WHAT NEEDS TO BE DONE => Output all the material that follows, exactly as given.

— Begin MATERIAL —

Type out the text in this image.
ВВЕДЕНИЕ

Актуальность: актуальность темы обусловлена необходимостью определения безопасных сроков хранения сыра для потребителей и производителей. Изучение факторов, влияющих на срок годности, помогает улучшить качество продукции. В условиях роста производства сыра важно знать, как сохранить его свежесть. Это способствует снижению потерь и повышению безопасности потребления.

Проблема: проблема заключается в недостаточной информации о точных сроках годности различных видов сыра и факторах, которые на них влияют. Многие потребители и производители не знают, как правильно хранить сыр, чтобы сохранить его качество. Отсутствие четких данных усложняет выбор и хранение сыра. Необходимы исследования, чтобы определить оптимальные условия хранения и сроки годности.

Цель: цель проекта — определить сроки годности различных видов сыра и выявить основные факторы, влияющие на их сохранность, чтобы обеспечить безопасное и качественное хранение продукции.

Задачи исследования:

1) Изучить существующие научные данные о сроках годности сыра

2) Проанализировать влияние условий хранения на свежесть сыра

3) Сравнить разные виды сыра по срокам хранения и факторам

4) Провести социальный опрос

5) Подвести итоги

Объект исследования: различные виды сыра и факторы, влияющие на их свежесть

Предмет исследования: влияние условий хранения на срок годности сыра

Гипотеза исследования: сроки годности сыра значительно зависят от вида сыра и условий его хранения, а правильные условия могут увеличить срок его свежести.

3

— End MATERIAL —

RESPONSE FOR THIS EXERCISE =>
Type out the text in this image.
ВВЕДЕНИЕ

Актуальность: актуальность темы обусловлена необходимостью определения безопасных сроков хранения сыра для потребителей и производителей. Изучение факторов, влияющих на срок годности, помогает улучшить качество продукции. В условиях роста производства сыра важно знать, как сохранить его свежесть. Это способствует снижению потерь и повышению безопасности потребления.

Проблема: проблема заключается в недостаточной информации о точных сроках годности различных видов сыра и факторах, которые на них влияют. Многие потребители и производители не знают, как правильно хранить сыр, чтобы сохранить его качество. Отсутствие четких данных усложняет выбор и хранение сыра. Необходимы исследования, чтобы определить оптимальные условия хранения и сроки годности.

Цель: цель проекта — определить сроки годности различных видов сыра и выявить основные факторы, влияющие на их сохранность, чтобы обеспечить безопасное и качественное хранение продукции.

Задачи исследования:

1) Изучить существующие научные данные о сроках годности сыра

2) Проанализировать влияние условий хранения на свежесть сыра

3) Сравнить разные виды сыра по срокам хранения и факторам

4) Провести социальный опрос

5) Подвести итоги

Объект исследования: различные виды сыра и факторы, влияющие на их свежесть

Предмет исследования: влияние условий хранения на срок годности сыра

Гипотеза исследования: сроки годности сыра значительно зависят от вида сыра и условий его хранения, а правильные условия могут увеличить срок его свежести.

3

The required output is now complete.